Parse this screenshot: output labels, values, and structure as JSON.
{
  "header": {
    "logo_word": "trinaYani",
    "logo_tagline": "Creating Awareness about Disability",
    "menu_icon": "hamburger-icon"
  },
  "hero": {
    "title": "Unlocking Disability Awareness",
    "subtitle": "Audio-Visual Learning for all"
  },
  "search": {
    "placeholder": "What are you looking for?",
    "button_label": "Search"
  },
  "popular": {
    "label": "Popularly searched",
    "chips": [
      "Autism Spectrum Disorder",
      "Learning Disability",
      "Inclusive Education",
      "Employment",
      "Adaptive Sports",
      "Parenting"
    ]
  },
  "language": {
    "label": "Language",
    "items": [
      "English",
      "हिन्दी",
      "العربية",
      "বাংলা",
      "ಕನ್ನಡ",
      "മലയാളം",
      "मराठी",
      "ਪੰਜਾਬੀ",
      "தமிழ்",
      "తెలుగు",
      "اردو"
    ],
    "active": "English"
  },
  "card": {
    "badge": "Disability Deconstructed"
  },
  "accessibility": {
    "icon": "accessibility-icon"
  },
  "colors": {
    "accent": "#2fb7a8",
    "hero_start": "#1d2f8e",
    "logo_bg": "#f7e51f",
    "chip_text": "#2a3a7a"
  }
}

════════

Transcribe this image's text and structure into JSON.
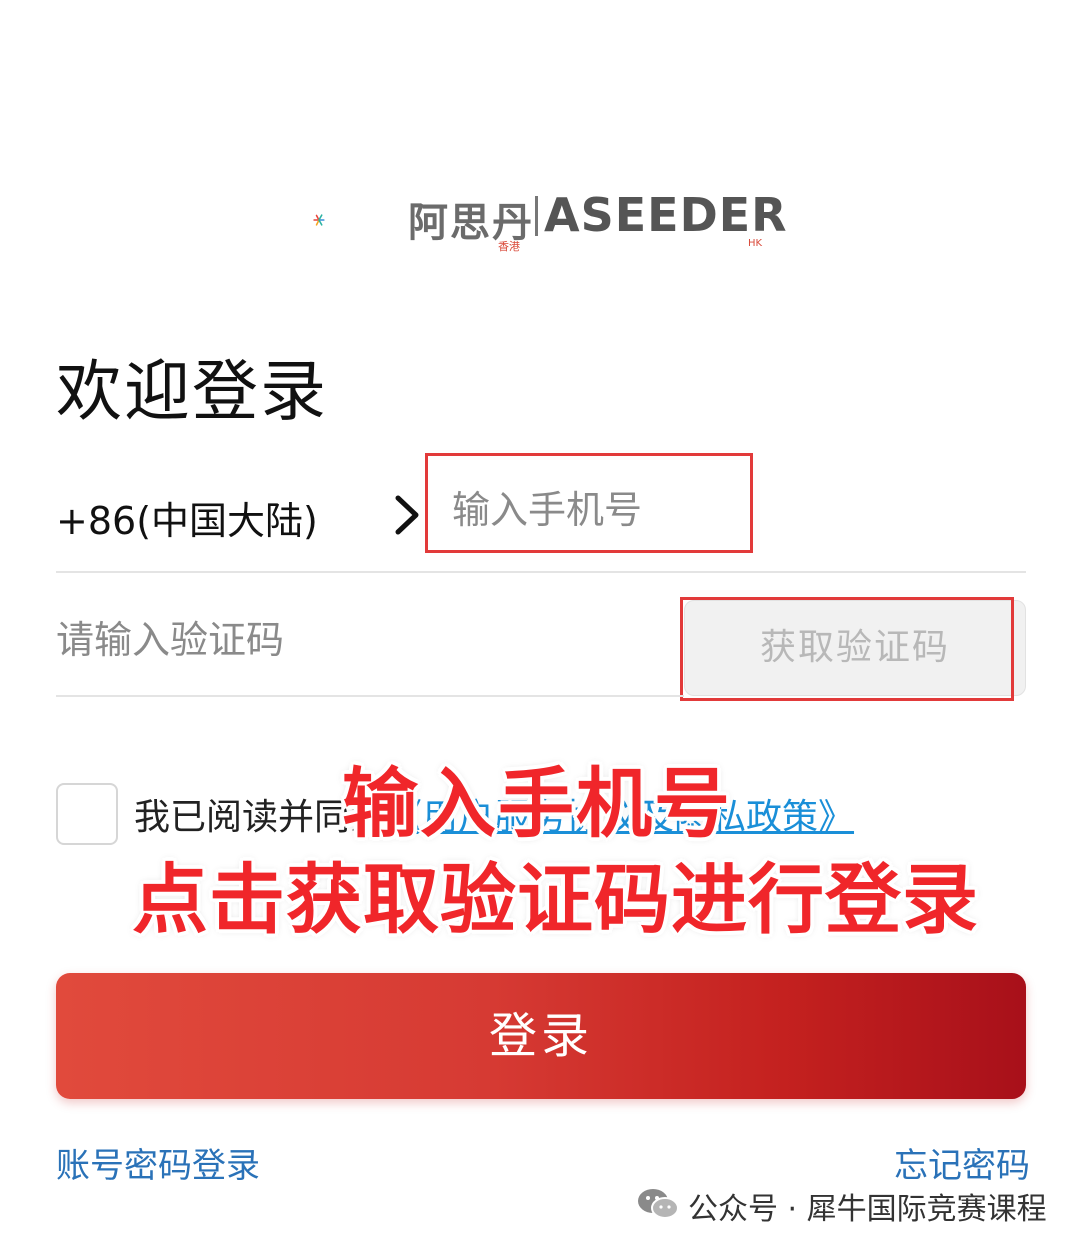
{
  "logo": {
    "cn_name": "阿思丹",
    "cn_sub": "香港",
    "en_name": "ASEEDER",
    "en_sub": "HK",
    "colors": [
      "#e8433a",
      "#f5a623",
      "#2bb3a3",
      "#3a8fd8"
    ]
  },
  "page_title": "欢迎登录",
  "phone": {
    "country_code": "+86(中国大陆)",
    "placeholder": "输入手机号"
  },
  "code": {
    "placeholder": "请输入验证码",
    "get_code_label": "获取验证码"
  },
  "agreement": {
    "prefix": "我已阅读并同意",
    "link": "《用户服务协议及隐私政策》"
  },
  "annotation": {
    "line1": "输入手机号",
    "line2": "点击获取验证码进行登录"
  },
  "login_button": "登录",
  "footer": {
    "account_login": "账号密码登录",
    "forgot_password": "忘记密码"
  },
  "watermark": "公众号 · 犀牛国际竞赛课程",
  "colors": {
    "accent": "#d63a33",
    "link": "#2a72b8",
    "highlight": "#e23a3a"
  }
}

════════

Written task -
For the listing above, identify each line bearing "JSON".

Output for this task -
Parse this screenshot: output labels, values, and structure as JSON.
Transcribe this image's text and structure into JSON.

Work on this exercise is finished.